[Data entries]
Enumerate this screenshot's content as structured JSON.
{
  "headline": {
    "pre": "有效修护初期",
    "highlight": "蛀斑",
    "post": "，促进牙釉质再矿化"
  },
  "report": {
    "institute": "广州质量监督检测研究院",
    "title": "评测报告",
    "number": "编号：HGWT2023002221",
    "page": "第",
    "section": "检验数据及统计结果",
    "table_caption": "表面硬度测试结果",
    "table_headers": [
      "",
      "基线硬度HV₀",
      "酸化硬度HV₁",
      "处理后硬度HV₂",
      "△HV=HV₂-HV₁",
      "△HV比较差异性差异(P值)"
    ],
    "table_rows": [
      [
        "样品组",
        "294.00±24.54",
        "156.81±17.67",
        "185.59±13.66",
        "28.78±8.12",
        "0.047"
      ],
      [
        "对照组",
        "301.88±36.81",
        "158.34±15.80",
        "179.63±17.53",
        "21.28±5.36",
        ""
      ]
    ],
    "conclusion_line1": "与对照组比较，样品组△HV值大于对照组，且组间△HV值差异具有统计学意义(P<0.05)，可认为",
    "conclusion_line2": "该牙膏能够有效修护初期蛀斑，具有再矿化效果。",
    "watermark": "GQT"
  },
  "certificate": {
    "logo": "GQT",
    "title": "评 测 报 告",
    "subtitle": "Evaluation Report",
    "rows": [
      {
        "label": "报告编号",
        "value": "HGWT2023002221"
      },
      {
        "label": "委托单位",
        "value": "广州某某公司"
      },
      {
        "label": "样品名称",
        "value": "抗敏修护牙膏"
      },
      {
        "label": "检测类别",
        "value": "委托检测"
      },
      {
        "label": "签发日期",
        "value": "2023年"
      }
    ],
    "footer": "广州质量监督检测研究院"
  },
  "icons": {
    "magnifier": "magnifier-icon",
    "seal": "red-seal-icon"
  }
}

==

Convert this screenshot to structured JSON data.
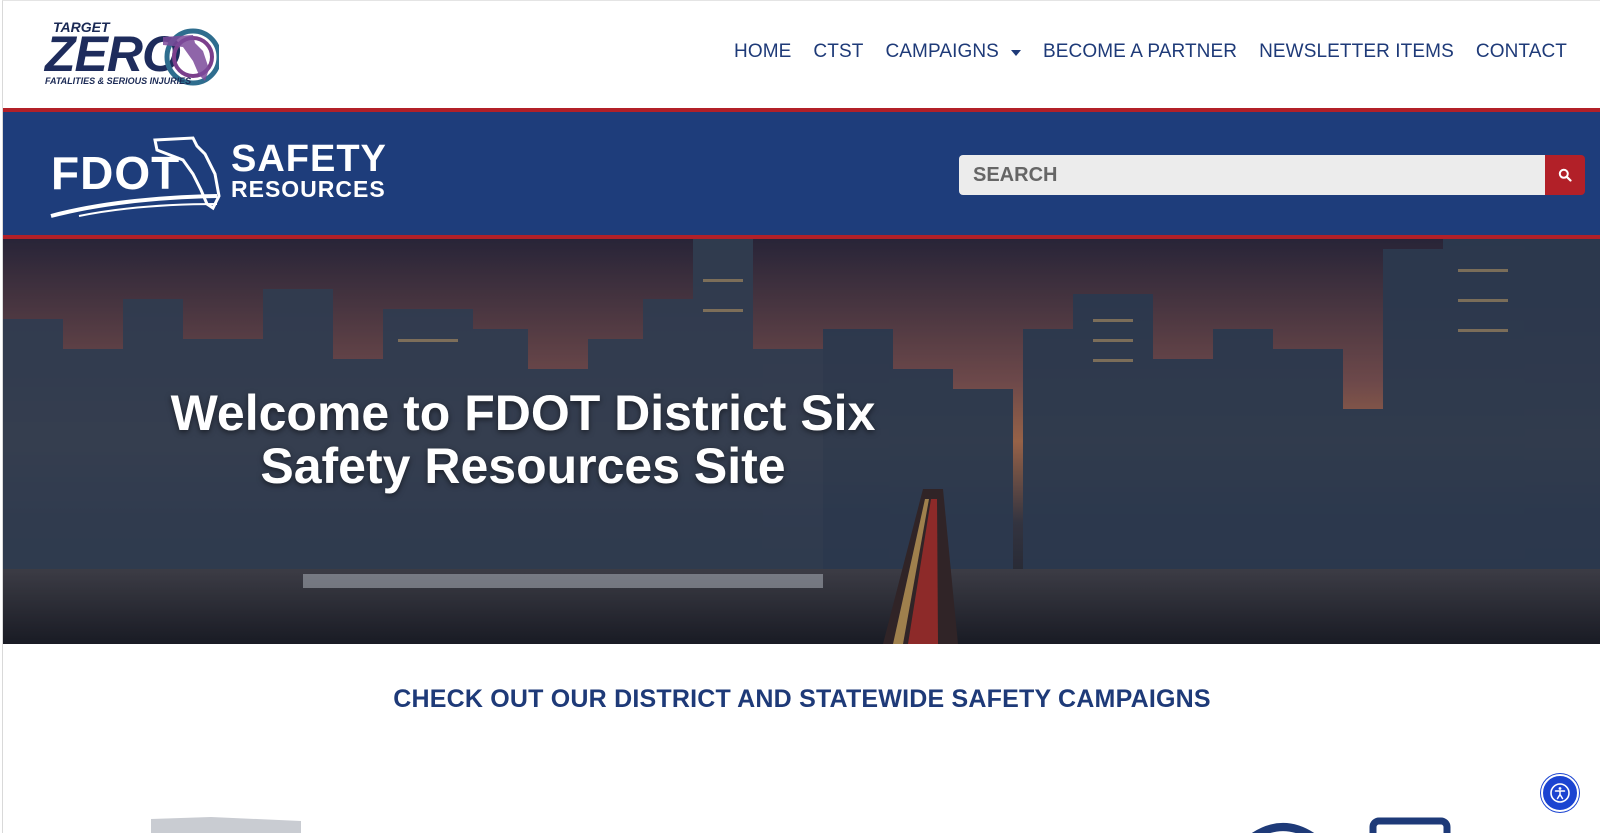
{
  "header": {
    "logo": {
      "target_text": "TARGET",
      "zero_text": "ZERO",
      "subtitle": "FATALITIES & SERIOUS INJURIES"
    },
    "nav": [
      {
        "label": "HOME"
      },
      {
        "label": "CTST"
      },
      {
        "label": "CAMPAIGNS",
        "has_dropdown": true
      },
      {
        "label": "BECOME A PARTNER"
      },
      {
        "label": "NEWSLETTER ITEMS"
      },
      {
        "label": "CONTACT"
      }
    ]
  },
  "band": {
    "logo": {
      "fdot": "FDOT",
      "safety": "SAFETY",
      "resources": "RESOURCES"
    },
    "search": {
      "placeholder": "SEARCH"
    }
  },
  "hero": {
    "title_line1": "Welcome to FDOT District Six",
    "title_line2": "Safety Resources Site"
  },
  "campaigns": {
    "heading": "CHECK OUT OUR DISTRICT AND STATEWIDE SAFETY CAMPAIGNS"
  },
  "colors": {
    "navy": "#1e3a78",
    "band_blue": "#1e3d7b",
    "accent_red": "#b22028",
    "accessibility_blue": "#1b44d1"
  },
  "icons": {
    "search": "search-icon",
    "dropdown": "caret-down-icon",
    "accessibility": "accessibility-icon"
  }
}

--

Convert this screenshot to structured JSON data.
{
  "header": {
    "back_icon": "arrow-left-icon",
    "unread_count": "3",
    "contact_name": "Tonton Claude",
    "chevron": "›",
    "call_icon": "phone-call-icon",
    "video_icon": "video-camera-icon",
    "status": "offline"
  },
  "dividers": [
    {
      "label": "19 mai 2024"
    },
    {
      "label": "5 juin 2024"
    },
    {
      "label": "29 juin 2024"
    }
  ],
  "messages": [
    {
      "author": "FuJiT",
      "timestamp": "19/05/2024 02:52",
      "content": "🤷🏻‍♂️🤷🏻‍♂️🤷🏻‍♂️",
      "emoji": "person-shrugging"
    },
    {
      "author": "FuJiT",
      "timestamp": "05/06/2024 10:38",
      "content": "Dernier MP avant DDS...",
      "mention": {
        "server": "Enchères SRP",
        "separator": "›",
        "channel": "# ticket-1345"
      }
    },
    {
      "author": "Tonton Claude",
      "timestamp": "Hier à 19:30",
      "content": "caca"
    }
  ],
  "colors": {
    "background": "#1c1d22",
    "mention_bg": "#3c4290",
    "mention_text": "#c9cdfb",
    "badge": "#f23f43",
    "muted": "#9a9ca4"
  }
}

[What the exercise asks] For each line in the data above that contains the string "FDOT", extract the line.

[Answer to the problem]
      "fdot": "FDOT",
    "title_line1": "Welcome to FDOT District Six",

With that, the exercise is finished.